Given problem ->
Output an exact reproduction of the data.

Listed records ->
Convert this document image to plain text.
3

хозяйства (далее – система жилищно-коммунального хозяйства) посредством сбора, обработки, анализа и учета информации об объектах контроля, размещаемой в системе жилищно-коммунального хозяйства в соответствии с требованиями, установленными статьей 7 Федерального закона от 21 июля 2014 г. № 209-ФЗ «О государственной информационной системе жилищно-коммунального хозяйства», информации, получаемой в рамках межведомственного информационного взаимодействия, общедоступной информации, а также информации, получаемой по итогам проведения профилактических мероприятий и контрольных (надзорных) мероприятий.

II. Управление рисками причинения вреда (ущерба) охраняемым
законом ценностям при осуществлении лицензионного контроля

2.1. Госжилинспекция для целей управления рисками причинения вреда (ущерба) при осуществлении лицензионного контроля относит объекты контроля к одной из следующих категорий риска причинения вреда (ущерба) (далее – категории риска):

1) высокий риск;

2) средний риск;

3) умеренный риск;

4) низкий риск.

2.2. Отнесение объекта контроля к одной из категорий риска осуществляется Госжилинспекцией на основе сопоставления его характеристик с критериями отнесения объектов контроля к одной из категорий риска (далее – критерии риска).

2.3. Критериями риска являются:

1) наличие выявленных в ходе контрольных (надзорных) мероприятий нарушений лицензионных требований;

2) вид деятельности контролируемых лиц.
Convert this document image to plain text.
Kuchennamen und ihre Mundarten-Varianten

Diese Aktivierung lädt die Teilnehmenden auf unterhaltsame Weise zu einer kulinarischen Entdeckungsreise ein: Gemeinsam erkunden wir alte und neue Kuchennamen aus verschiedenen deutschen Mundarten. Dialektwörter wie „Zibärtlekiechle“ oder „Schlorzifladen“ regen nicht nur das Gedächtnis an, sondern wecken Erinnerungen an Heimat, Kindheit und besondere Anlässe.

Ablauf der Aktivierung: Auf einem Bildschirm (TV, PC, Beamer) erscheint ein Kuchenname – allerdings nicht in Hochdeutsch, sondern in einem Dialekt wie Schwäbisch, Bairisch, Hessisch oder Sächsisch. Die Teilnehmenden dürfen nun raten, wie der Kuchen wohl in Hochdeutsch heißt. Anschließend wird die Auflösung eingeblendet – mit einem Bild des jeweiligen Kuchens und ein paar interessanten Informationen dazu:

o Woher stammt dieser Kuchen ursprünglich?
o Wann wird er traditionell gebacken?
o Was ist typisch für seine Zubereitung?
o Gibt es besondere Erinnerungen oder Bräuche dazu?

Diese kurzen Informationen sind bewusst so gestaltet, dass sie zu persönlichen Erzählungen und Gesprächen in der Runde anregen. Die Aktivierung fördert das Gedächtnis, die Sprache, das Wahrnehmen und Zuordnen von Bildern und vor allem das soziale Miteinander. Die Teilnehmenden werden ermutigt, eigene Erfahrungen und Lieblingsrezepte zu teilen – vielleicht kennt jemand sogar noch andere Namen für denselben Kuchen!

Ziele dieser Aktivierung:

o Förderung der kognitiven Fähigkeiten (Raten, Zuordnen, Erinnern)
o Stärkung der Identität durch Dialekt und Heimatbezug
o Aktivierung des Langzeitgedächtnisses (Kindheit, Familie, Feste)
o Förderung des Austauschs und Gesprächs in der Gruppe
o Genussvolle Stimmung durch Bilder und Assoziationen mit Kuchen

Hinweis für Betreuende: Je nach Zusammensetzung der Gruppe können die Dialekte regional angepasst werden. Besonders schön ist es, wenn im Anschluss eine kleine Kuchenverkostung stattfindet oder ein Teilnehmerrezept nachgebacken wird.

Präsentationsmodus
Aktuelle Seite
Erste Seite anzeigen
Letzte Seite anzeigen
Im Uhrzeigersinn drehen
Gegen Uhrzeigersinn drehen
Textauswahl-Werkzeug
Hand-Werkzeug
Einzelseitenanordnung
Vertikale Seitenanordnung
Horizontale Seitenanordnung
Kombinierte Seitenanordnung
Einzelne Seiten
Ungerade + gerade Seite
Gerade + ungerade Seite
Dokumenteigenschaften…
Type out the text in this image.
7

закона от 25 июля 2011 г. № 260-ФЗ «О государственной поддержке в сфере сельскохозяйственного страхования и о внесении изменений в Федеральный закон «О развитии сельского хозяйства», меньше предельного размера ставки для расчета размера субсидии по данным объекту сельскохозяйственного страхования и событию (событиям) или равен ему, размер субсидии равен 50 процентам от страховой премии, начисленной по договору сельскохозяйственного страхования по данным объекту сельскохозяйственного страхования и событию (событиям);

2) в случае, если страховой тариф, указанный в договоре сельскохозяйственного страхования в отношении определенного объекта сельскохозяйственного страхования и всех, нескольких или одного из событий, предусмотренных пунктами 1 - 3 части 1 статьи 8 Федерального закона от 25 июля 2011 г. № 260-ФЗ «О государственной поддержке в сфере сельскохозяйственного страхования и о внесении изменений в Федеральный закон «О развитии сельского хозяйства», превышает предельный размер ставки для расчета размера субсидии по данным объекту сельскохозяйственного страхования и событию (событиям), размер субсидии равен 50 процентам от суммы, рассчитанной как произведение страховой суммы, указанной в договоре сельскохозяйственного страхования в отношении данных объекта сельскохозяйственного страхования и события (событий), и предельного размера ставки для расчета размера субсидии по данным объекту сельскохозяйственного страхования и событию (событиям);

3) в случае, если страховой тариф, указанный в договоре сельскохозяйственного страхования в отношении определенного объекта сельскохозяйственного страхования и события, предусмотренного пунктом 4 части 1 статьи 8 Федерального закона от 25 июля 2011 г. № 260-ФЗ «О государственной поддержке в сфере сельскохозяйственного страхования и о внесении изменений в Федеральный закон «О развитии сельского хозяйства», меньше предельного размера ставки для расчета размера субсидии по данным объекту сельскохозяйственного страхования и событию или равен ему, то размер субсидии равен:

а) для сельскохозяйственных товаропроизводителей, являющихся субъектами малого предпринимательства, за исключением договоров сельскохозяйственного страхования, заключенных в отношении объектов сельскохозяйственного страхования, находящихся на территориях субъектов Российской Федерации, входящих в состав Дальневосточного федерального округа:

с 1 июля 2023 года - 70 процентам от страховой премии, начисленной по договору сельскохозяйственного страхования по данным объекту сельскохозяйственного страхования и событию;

Answer below ->
Convert this document image to plain text.
3

хозяйства (далее – система жилищно-коммунального хозяйства) посредством сбора, обработки, анализа и учета информации об объектах контроля, размещаемой в системе жилищно-коммунального хозяйства в соответствии с требованиями, установленными статьей 7 Федерального закона от 21 июля 2014 г. № 209-ФЗ «О государственной информационной системе жилищно-коммунального хозяйства», информации, получаемой в рамках межведомственного информационного взаимодействия, общедоступной информации, а также информации, получаемой по итогам проведения профилактических мероприятий и контрольных (надзорных) мероприятий.

II. Управление рисками причинения вреда (ущерба) охраняемым
законом ценностям при осуществлении лицензионного контроля

2.1. Госжилинспекция для целей управления рисками причинения вреда (ущерба) при осуществлении лицензионного контроля относит объекты контроля к одной из следующих категорий риска причинения вреда (ущерба) (далее – категории риска):

1) высокий риск;

2) средний риск;

3) умеренный риск;

4) низкий риск.

2.2. Отнесение объекта контроля к одной из категорий риска осуществляется Госжилинспекцией на основе сопоставления его характеристик с критериями отнесения объектов контроля к одной из категорий риска (далее – критерии риска).

2.3. Критериями риска являются:

1) наличие выявленных в ходе контрольных (надзорных) мероприятий нарушений лицензионных требований;

2) вид деятельности контролируемых лиц.
Convert this document image to plain text.
Kuchennamen und ihre Mundarten-Varianten

Diese Aktivierung lädt die Teilnehmenden auf unterhaltsame Weise zu einer kulinarischen Entdeckungsreise ein: Gemeinsam erkunden wir alte und neue Kuchennamen aus verschiedenen deutschen Mundarten. Dialektwörter wie „Zibärtlekiechle“ oder „Schlorzifladen“ regen nicht nur das Gedächtnis an, sondern wecken Erinnerungen an Heimat, Kindheit und besondere Anlässe.

Ablauf der Aktivierung: Auf einem Bildschirm (TV, PC, Beamer) erscheint ein Kuchenname – allerdings nicht in Hochdeutsch, sondern in einem Dialekt wie Schwäbisch, Bairisch, Hessisch oder Sächsisch. Die Teilnehmenden dürfen nun raten, wie der Kuchen wohl in Hochdeutsch heißt. Anschließend wird die Auflösung eingeblendet – mit einem Bild des jeweiligen Kuchens und ein paar interessanten Informationen dazu:

o Woher stammt dieser Kuchen ursprünglich?
o Wann wird er traditionell gebacken?
o Was ist typisch für seine Zubereitung?
o Gibt es besondere Erinnerungen oder Bräuche dazu?

Diese kurzen Informationen sind bewusst so gestaltet, dass sie zu persönlichen Erzählungen und Gesprächen in der Runde anregen. Die Aktivierung fördert das Gedächtnis, die Sprache, das Wahrnehmen und Zuordnen von Bildern und vor allem das soziale Miteinander. Die Teilnehmenden werden ermutigt, eigene Erfahrungen und Lieblingsrezepte zu teilen – vielleicht kennt jemand sogar noch andere Namen für denselben Kuchen!

Ziele dieser Aktivierung:

o Förderung der kognitiven Fähigkeiten (Raten, Zuordnen, Erinnern)
o Stärkung der Identität durch Dialekt und Heimatbezug
o Aktivierung des Langzeitgedächtnisses (Kindheit, Familie, Feste)
o Förderung des Austauschs und Gesprächs in der Gruppe
o Genussvolle Stimmung durch Bilder und Assoziationen mit Kuchen

Hinweis für Betreuende: Je nach Zusammensetzung der Gruppe können die Dialekte regional angepasst werden. Besonders schön ist es, wenn im Anschluss eine kleine Kuchenverkostung stattfindet oder ein Teilnehmerrezept nachgebacken wird.

Präsentationsmodus
Aktuelle Seite
Erste Seite anzeigen
Letzte Seite anzeigen
Im Uhrzeigersinn drehen
Gegen Uhrzeigersinn drehen
Textauswahl-Werkzeug
Hand-Werkzeug
Einzelseitenanordnung
Vertikale Seitenanordnung
Horizontale Seitenanordnung
Kombinierte Seitenanordnung
Einzelne Seiten
Ungerade + gerade Seite
Gerade + ungerade Seite
Dokumenteigenschaften…
Type out the text in this image.
7

закона от 25 июля 2011 г. № 260-ФЗ «О государственной поддержке в сфере сельскохозяйственного страхования и о внесении изменений в Федеральный закон «О развитии сельского хозяйства», меньше предельного размера ставки для расчета размера субсидии по данным объекту сельскохозяйственного страхования и событию (событиям) или равен ему, размер субсидии равен 50 процентам от страховой премии, начисленной по договору сельскохозяйственного страхования по данным объекту сельскохозяйственного страхования и событию (событиям);

2) в случае, если страховой тариф, указанный в договоре сельскохозяйственного страхования в отношении определенного объекта сельскохозяйственного страхования и всех, нескольких или одного из событий, предусмотренных пунктами 1 - 3 части 1 статьи 8 Федерального закона от 25 июля 2011 г. № 260-ФЗ «О государственной поддержке в сфере сельскохозяйственного страхования и о внесении изменений в Федеральный закон «О развитии сельского хозяйства», превышает предельный размер ставки для расчета размера субсидии по данным объекту сельскохозяйственного страхования и событию (событиям), размер субсидии равен 50 процентам от суммы, рассчитанной как произведение страховой суммы, указанной в договоре сельскохозяйственного страхования в отношении данных объекта сельскохозяйственного страхования и события (событий), и предельного размера ставки для расчета размера субсидии по данным объекту сельскохозяйственного страхования и событию (событиям);

3) в случае, если страховой тариф, указанный в договоре сельскохозяйственного страхования в отношении определенного объекта сельскохозяйственного страхования и события, предусмотренного пунктом 4 части 1 статьи 8 Федерального закона от 25 июля 2011 г. № 260-ФЗ «О государственной поддержке в сфере сельскохозяйственного страхования и о внесении изменений в Федеральный закон «О развитии сельского хозяйства», меньше предельного размера ставки для расчета размера субсидии по данным объекту сельскохозяйственного страхования и событию или равен ему, то размер субсидии равен:

а) для сельскохозяйственных товаропроизводителей, являющихся субъектами малого предпринимательства, за исключением договоров сельскохозяйственного страхования, заключенных в отношении объектов сельскохозяйственного страхования, находящихся на территориях субъектов Российской Федерации, входящих в состав Дальневосточного федерального округа:

с 1 июля 2023 года - 70 процентам от страховой премии, начисленной по договору сельскохозяйственного страхования по данным объекту сельскохозяйственного страхования и событию;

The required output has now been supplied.